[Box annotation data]
•••
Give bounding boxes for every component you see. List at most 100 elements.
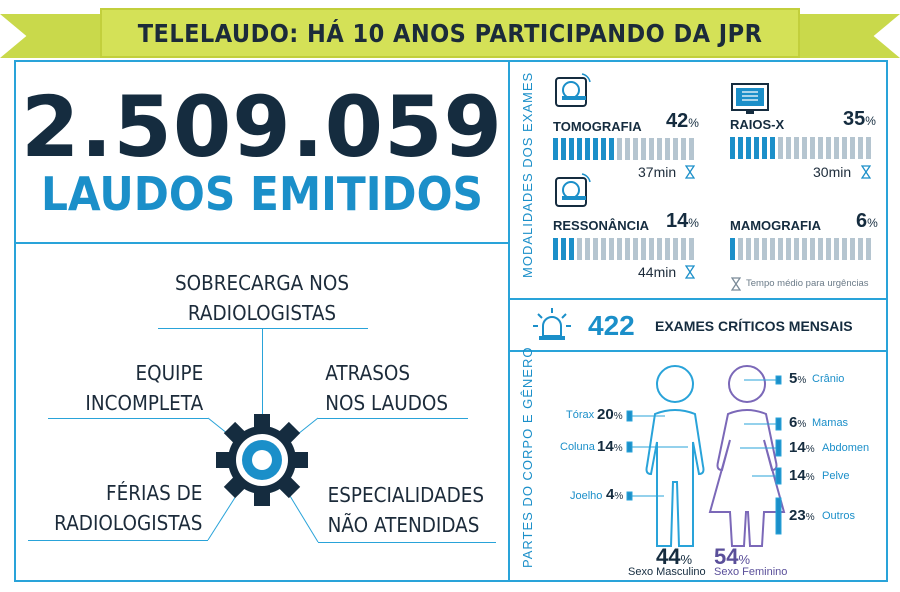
bar-tick xyxy=(802,137,807,159)
bar-tick xyxy=(609,238,614,260)
challenge-left-lower: FÉRIAS DE RADIOLOGISTAS xyxy=(54,481,203,535)
bar-tick xyxy=(553,138,558,160)
critical-exams-number: 422 xyxy=(588,310,635,341)
frame-bottom xyxy=(14,580,888,582)
body-part-joelho-name: Joelho xyxy=(570,490,603,502)
bar-tick xyxy=(738,238,743,260)
bar-tick xyxy=(754,137,759,159)
body-part-pelve-name: Pelve xyxy=(822,470,850,482)
bar-tick xyxy=(794,137,799,159)
bar-tick xyxy=(866,238,871,260)
body-part-cranio-pct: 5% xyxy=(789,370,807,387)
ct-scanner-icon xyxy=(555,73,591,107)
male-pct: 44% xyxy=(656,544,693,569)
body-part-pelve-pct: 14% xyxy=(789,467,815,484)
challenge-right-lower-line xyxy=(318,542,496,543)
modality-mamografia-pct: 6% xyxy=(856,210,878,232)
bar-tick xyxy=(665,138,670,160)
modality-raios-x-name: RAIOS-X xyxy=(730,117,785,132)
challenge-top: SOBRECARGA NOS RADIOLOGISTAS xyxy=(174,271,350,325)
divider-right-mid xyxy=(508,350,888,352)
hourglass-legend-icon xyxy=(731,277,741,291)
body-part-mamas-pct: 6% xyxy=(789,414,807,431)
bar-tick xyxy=(609,138,614,160)
male-figure-icon xyxy=(645,365,705,547)
body-part-abdomen-pct: 14% xyxy=(789,439,815,456)
body-part-joelho-pct: 4% xyxy=(606,486,624,503)
hourglass-icon xyxy=(685,265,695,279)
body-part-coluna-name: Coluna xyxy=(560,441,595,453)
challenge-left-upper-line xyxy=(48,418,208,419)
bar-tick xyxy=(601,238,606,260)
header-banner: TELELAUDO: HÁ 10 ANOS PARTICIPANDO DA JP… xyxy=(0,0,900,62)
modality-ressonancia-name: RESSONÂNCIA xyxy=(553,218,650,233)
banner: TELELAUDO: HÁ 10 ANOS PARTICIPANDO DA JP… xyxy=(100,8,800,58)
body-part-abdomen-name: Abdomen xyxy=(822,442,870,454)
modality-mamografia-bar xyxy=(730,238,872,260)
challenge-top-line xyxy=(158,328,368,329)
bar-tick xyxy=(577,238,582,260)
bar-tick xyxy=(810,238,815,260)
bar-tick xyxy=(649,238,654,260)
bar-tick xyxy=(730,137,735,159)
bar-tick xyxy=(633,138,638,160)
bar-tick xyxy=(850,238,855,260)
female-pct: 54% xyxy=(714,544,751,569)
bar-tick xyxy=(561,138,566,160)
bar-tick xyxy=(569,138,574,160)
challenge-left-upper: EQUIPE INCOMPLETA xyxy=(85,361,204,415)
bar-tick xyxy=(585,138,590,160)
frame-left xyxy=(14,60,16,582)
bar-tick xyxy=(762,137,767,159)
body-part-outros-pct: 23% xyxy=(789,507,815,524)
total-reports-number: 2.509.059 xyxy=(21,78,503,176)
bar-tick xyxy=(577,138,582,160)
urgency-time-legend: Tempo médio para urgências xyxy=(746,278,869,289)
bar-tick xyxy=(842,137,847,159)
modality-ressonancia-time: 44min xyxy=(638,264,677,280)
bar-tick xyxy=(553,238,558,260)
bar-tick xyxy=(834,137,839,159)
challenge-right-upper-line xyxy=(318,418,468,419)
bar-tick xyxy=(617,238,622,260)
bar-tick xyxy=(858,137,863,159)
modality-ressonancia-bar xyxy=(553,238,695,260)
bar-tick xyxy=(681,238,686,260)
bar-tick xyxy=(794,238,799,260)
bar-tick xyxy=(730,238,735,260)
bar-tick xyxy=(738,137,743,159)
bar-tick xyxy=(673,138,678,160)
challenge-right-lower: ESPECIALIDADES NÃO ATENDIDAS xyxy=(327,483,485,537)
modality-raios-x-pct: 35% xyxy=(843,108,876,130)
modality-raios-x-time: 30min xyxy=(813,164,852,180)
frame-right xyxy=(886,60,888,582)
bar-tick xyxy=(834,238,839,260)
critical-exams-label: EXAMES CRÍTICOS MENSAIS xyxy=(655,318,853,334)
bar-tick xyxy=(593,238,598,260)
bar-tick xyxy=(778,238,783,260)
bar-tick xyxy=(746,238,751,260)
bar-tick xyxy=(625,238,630,260)
xray-icon xyxy=(731,83,769,114)
divider-left-horizontal xyxy=(14,242,510,244)
bar-tick xyxy=(625,138,630,160)
body-part-outros-name: Outros xyxy=(822,510,856,522)
bar-tick xyxy=(673,238,678,260)
gear-icon xyxy=(216,414,308,506)
bar-tick xyxy=(657,138,662,160)
bar-tick xyxy=(649,138,654,160)
page-title: TELELAUDO: HÁ 10 ANOS PARTICIPANDO DA JP… xyxy=(137,18,763,48)
bar-tick xyxy=(561,238,566,260)
bar-tick xyxy=(818,238,823,260)
male-label: Sexo Masculino xyxy=(628,566,706,578)
body-part-torax-name: Tórax xyxy=(566,409,595,421)
body-part-coluna-pct: 14% xyxy=(597,438,623,455)
bar-tick xyxy=(866,137,871,159)
modality-mamografia-name: MAMOGRAFIA xyxy=(730,218,821,233)
bar-tick xyxy=(786,238,791,260)
bar-tick xyxy=(826,137,831,159)
divider-right-top xyxy=(508,298,888,300)
bar-tick xyxy=(633,238,638,260)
•••
▸ **TASK DIRECTIONS**
Copy every one of the lines above word for word, leaving out the pictures.

▸ **SOLUTION TO THIS TASK**
Give bounding boxes for every component you see. List at most 100 elements.
bar-tick xyxy=(802,137,807,159)
bar-tick xyxy=(609,238,614,260)
challenge-left-lower: FÉRIAS DE RADIOLOGISTAS xyxy=(54,481,203,535)
bar-tick xyxy=(553,138,558,160)
critical-exams-number: 422 xyxy=(588,310,635,341)
frame-bottom xyxy=(14,580,888,582)
body-part-joelho-name: Joelho xyxy=(570,490,603,502)
bar-tick xyxy=(738,238,743,260)
bar-tick xyxy=(754,137,759,159)
body-part-pelve-name: Pelve xyxy=(822,470,850,482)
bar-tick xyxy=(794,137,799,159)
bar-tick xyxy=(866,238,871,260)
body-part-cranio-pct: 5% xyxy=(789,370,807,387)
ct-scanner-icon xyxy=(555,73,591,107)
male-pct: 44% xyxy=(656,544,693,569)
body-part-pelve-pct: 14% xyxy=(789,467,815,484)
challenge-right-lower-line xyxy=(318,542,496,543)
modality-mamografia-pct: 6% xyxy=(856,210,878,232)
bar-tick xyxy=(665,138,670,160)
modality-raios-x-name: RAIOS-X xyxy=(730,117,785,132)
challenge-top: SOBRECARGA NOS RADIOLOGISTAS xyxy=(174,271,350,325)
divider-right-mid xyxy=(508,350,888,352)
hourglass-legend-icon xyxy=(731,277,741,291)
body-part-mamas-pct: 6% xyxy=(789,414,807,431)
bar-tick xyxy=(609,138,614,160)
male-figure-icon xyxy=(645,365,705,547)
body-part-abdomen-pct: 14% xyxy=(789,439,815,456)
body-part-joelho-pct: 4% xyxy=(606,486,624,503)
hourglass-icon xyxy=(685,265,695,279)
body-part-coluna-name: Coluna xyxy=(560,441,595,453)
challenge-left-upper-line xyxy=(48,418,208,419)
bar-tick xyxy=(601,238,606,260)
header-banner: TELELAUDO: HÁ 10 ANOS PARTICIPANDO DA JP… xyxy=(0,0,900,62)
modality-ressonancia-name: RESSONÂNCIA xyxy=(553,218,650,233)
banner: TELELAUDO: HÁ 10 ANOS PARTICIPANDO DA JP… xyxy=(100,8,800,58)
body-part-abdomen-name: Abdomen xyxy=(822,442,870,454)
modality-mamografia-bar xyxy=(730,238,872,260)
challenge-top-line xyxy=(158,328,368,329)
bar-tick xyxy=(577,238,582,260)
bar-tick xyxy=(810,238,815,260)
bar-tick xyxy=(649,238,654,260)
bar-tick xyxy=(730,137,735,159)
bar-tick xyxy=(633,138,638,160)
bar-tick xyxy=(850,238,855,260)
female-pct: 54% xyxy=(714,544,751,569)
bar-tick xyxy=(561,138,566,160)
bar-tick xyxy=(569,138,574,160)
challenge-left-upper: EQUIPE INCOMPLETA xyxy=(85,361,204,415)
bar-tick xyxy=(585,138,590,160)
frame-left xyxy=(14,60,16,582)
bar-tick xyxy=(762,137,767,159)
body-part-outros-pct: 23% xyxy=(789,507,815,524)
total-reports-number: 2.509.059 xyxy=(21,78,503,176)
bar-tick xyxy=(577,138,582,160)
urgency-time-legend: Tempo médio para urgências xyxy=(746,278,869,289)
bar-tick xyxy=(842,137,847,159)
modality-ressonancia-time: 44min xyxy=(638,264,677,280)
bar-tick xyxy=(553,238,558,260)
bar-tick xyxy=(834,137,839,159)
challenge-right-upper-line xyxy=(318,418,468,419)
bar-tick xyxy=(617,238,622,260)
bar-tick xyxy=(858,137,863,159)
modality-ressonancia-bar xyxy=(553,238,695,260)
bar-tick xyxy=(681,238,686,260)
bar-tick xyxy=(794,238,799,260)
bar-tick xyxy=(730,238,735,260)
bar-tick xyxy=(738,137,743,159)
bar-tick xyxy=(673,138,678,160)
challenge-right-lower: ESPECIALIDADES NÃO ATENDIDAS xyxy=(327,483,485,537)
modality-raios-x-pct: 35% xyxy=(843,108,876,130)
modality-raios-x-time: 30min xyxy=(813,164,852,180)
frame-right xyxy=(886,60,888,582)
bar-tick xyxy=(834,238,839,260)
critical-exams-label: EXAMES CRÍTICOS MENSAIS xyxy=(655,318,853,334)
bar-tick xyxy=(593,238,598,260)
bar-tick xyxy=(778,238,783,260)
bar-tick xyxy=(746,238,751,260)
bar-tick xyxy=(625,238,630,260)
xray-icon xyxy=(731,83,769,114)
divider-left-horizontal xyxy=(14,242,510,244)
bar-tick xyxy=(625,138,630,160)
body-part-outros-name: Outros xyxy=(822,510,856,522)
bar-tick xyxy=(673,238,678,260)
gear-icon xyxy=(216,414,308,506)
bar-tick xyxy=(657,138,662,160)
bar-tick xyxy=(649,138,654,160)
page-title: TELELAUDO: HÁ 10 ANOS PARTICIPANDO DA JP… xyxy=(137,18,763,48)
bar-tick xyxy=(561,238,566,260)
bar-tick xyxy=(818,238,823,260)
male-label: Sexo Masculino xyxy=(628,566,706,578)
body-part-torax-name: Tórax xyxy=(566,409,595,421)
body-part-coluna-pct: 14% xyxy=(597,438,623,455)
bar-tick xyxy=(866,137,871,159)
modality-mamografia-name: MAMOGRAFIA xyxy=(730,218,821,233)
bar-tick xyxy=(786,238,791,260)
bar-tick xyxy=(826,137,831,159)
divider-right-top xyxy=(508,298,888,300)
bar-tick xyxy=(633,238,638,260)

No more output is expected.